Records follow. Copy every line with "Exactly".

[Recorded data]
* * * * *
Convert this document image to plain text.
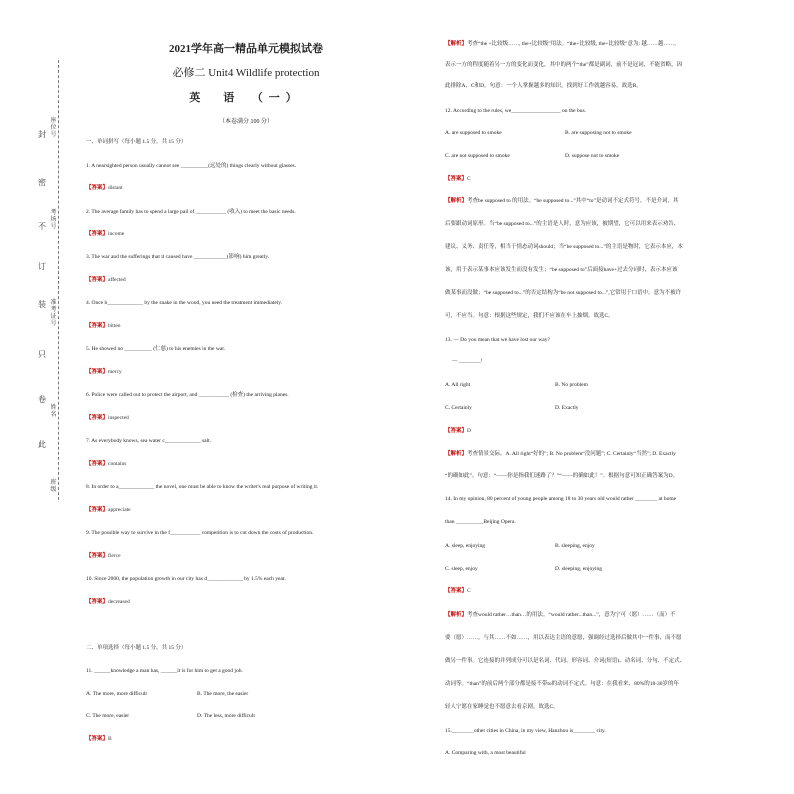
封
密
不
订
装
只
卷
此
座位号
考场号
准考证号
姓名
班级
2021学年高一精品单元模拟试卷
必修二 Unit4 Wildlife protection
英　语　（一）
（本卷满分 100 分）
一、单词拼写（每小题 1.5 分，共 15 分）
1. A nearsighted person usually cannot see __________(远处的) things clearly without glasses.
【答案】distant
2. The average family has to spend a large pail of ___________ (收入) to meet the basic needs.
【答案】income
3. The war and the sufferings that it caused have ____________(影响) him greatly.
【答案】affected
4. Once b_____________ by the snake in the wood, you need the treatment immediately.
【答案】bitten
5. He showed no __________ (仁慈) to his enemies in the war.
【答案】mercy
6. Police were called out to protect the airport, and ___________ (检查) the arriving planes.
【答案】inspected
7. As everybody knows, sea water c_____________ salt.
【答案】contains
8. In order to a_____________ the novel, one must be able to know the writer's real purpose of writing it.
【答案】appreciate
9. The possible way to survive in the f___________ competition is to cut down the costs of production.
【答案】fierce
10. Since 2000, the population growth in our city has d_____________ by 1.5% each year.
【答案】decreased
二、单项选择（每小题 1.5 分，共 15 分）
11. ______knowledge a man has, ______it is for him to get a good job.
A. The more, more difficult	B. The more, the easier
C. The more, easier	D. The less, more difficult
【答案】B
【解析】考查“the +比较级……, the+比较级”用法。“the+比较级, the+比较级”意为: 越……越……,
表示一方的程度随着另一方的变化而变化，其中的两个“the”都是副词，前不是冠词，不能省略，因
此排除A、C和D。句意：一个人掌握越多的知识，找到好工作就越容易。故选B。
12. According to the rules, we__________________ on the bus.
A. are supposed to smoke	B. are supposing not to smoke
C. are not supposed to smoke	D. suppose not to smoke
【答案】C
【解析】考查be supposed to 的用法。“be supposed to...”其中“to”是动词不定式符号，不是介词，其
后要跟动词原形。当“be supposed to...”的主语是人时，意为应该，被期望，它可以用来表示劝告、
建议、义务、责任等，相当于情态动词should；当“be supposed to...”的主语是物时，它表示本应，本
该，用于表示某事本应该发生而没有发生；“be supposed to”后面接have+过去分词时，表示本应该
做某事而没做；“be supposed to...”的否定结构为“be not supposed to...”,它常用于口语中，意为不被许
可，不应当。句意：根据这些规定，我们不应该在车上抽烟。故选C。
13. — Do you mean that we have lost our way?
— ________!
A. All right	B. No problem
C. Certainly	D. Exactly
【答案】D
【解析】考查情景交际。A. All right“好的”; B. No problem“没问题”; C. Certainly“当然”; D. Exactly
“的确如此”。句意：“——你是指我们迷路了？”“——的确如此！”。根据句意可知正确答案为D。
14. In my opinion, 80 percent of young people among 18 to 30 years old would rather ________ at home
than __________Beijing Opera.
A. sleep, enjoying	B. sleeping, enjoy
C. sleep, enjoy	D. sleeping, enjoying
【答案】C
【解析】考查would rather…than…的用法。“would rather...than...”，意为宁可（愿）……（而）不
要（愿）……，与其……不如……，用以表达主语的意愿，强调经过选择后做其中一件事，而不愿
做另一件事。它连接的并列成分可以是名词、代词、形容词、介词(短语)、动名词、分句、不定式、
动词等。“than”的前后两个部分都是接不带to的动词不定式。句意：在我看来，80%的18-30岁的年
轻人宁愿在家睡觉也不愿意去看京剧。故选C。
15.________other cities in China, in my view, Hanzhou is________ city.
A. Comparing with, a most beautiful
* * * * *
SOLUTION:
C. Certainly	D. Exactly
【解析】考查情景交际。A. All right“好的”; B. No problem“没问题”; C. Certainly“当然”; D. Exactly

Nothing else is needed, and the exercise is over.